▶ [Written task]
Identify the lines in the data below that contain "this" and give only how many there are.

▶ [Dataset entries]
Start

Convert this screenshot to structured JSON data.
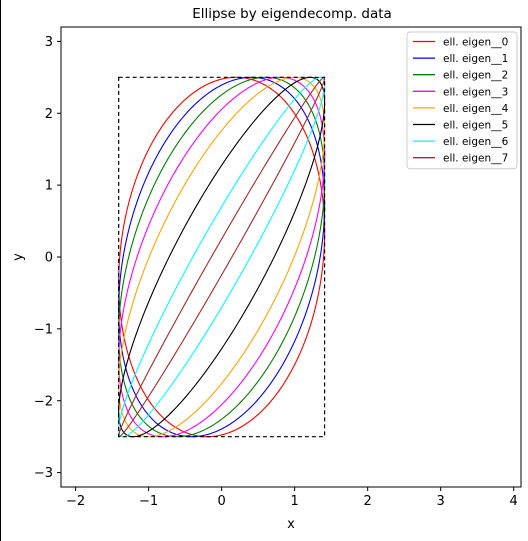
{
  "chart_data": {
    "type": "line",
    "title": "Ellipse by eigendecomp. data",
    "xlabel": "x",
    "ylabel": "y",
    "xlim": [
      -2.2,
      4.1
    ],
    "ylim": [
      -3.2,
      3.2
    ],
    "xticks": [
      -2,
      -1,
      0,
      1,
      2,
      3,
      4
    ],
    "yticks": [
      -3,
      -2,
      -1,
      0,
      1,
      2,
      3
    ],
    "xtick_labels": [
      "−2",
      "−1",
      "0",
      "1",
      "2",
      "3",
      "4"
    ],
    "ytick_labels": [
      "−3",
      "−2",
      "−1",
      "0",
      "1",
      "2",
      "3"
    ],
    "grid": false,
    "legend_position": "top-right",
    "bounding_box": {
      "x": [
        -1.41,
        1.41
      ],
      "y": [
        -2.5,
        2.5
      ],
      "style": "dashed",
      "color": "#000000"
    },
    "series": [
      {
        "name": "ell. eigen__0",
        "color": "#ff0000",
        "center": [
          0,
          0
        ],
        "x_half_width": 1.41,
        "y_half_height": 2.5,
        "correlation": 0.14
      },
      {
        "name": "ell. eigen__1",
        "color": "#0000ff",
        "center": [
          0,
          0
        ],
        "x_half_width": 1.41,
        "y_half_height": 2.5,
        "correlation": 0.29
      },
      {
        "name": "ell. eigen__2",
        "color": "#008000",
        "center": [
          0,
          0
        ],
        "x_half_width": 1.41,
        "y_half_height": 2.5,
        "correlation": 0.43
      },
      {
        "name": "ell. eigen__3",
        "color": "#ff00ff",
        "center": [
          0,
          0
        ],
        "x_half_width": 1.41,
        "y_half_height": 2.5,
        "correlation": 0.57
      },
      {
        "name": "ell. eigen__4",
        "color": "#ffa500",
        "center": [
          0,
          0
        ],
        "x_half_width": 1.41,
        "y_half_height": 2.5,
        "correlation": 0.71
      },
      {
        "name": "ell. eigen__5",
        "color": "#000000",
        "center": [
          0,
          0
        ],
        "x_half_width": 1.41,
        "y_half_height": 2.5,
        "correlation": 0.86
      },
      {
        "name": "ell. eigen__6",
        "color": "#00ffff",
        "center": [
          0,
          0
        ],
        "x_half_width": 1.41,
        "y_half_height": 2.5,
        "correlation": 0.96
      },
      {
        "name": "ell. eigen__7",
        "color": "#a52a2a",
        "center": [
          0,
          0
        ],
        "x_half_width": 1.41,
        "y_half_height": 2.5,
        "correlation": 0.995
      }
    ]
  }
}
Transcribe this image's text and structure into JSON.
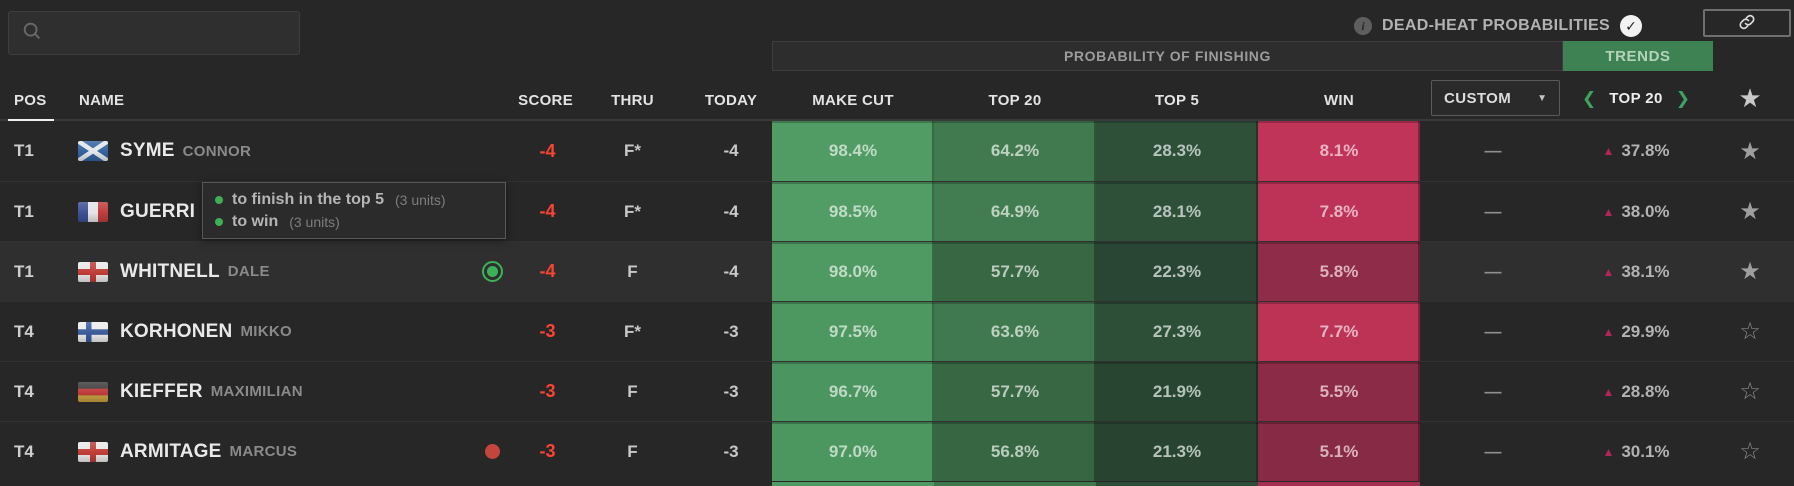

End

▶ [Exercise solution]
2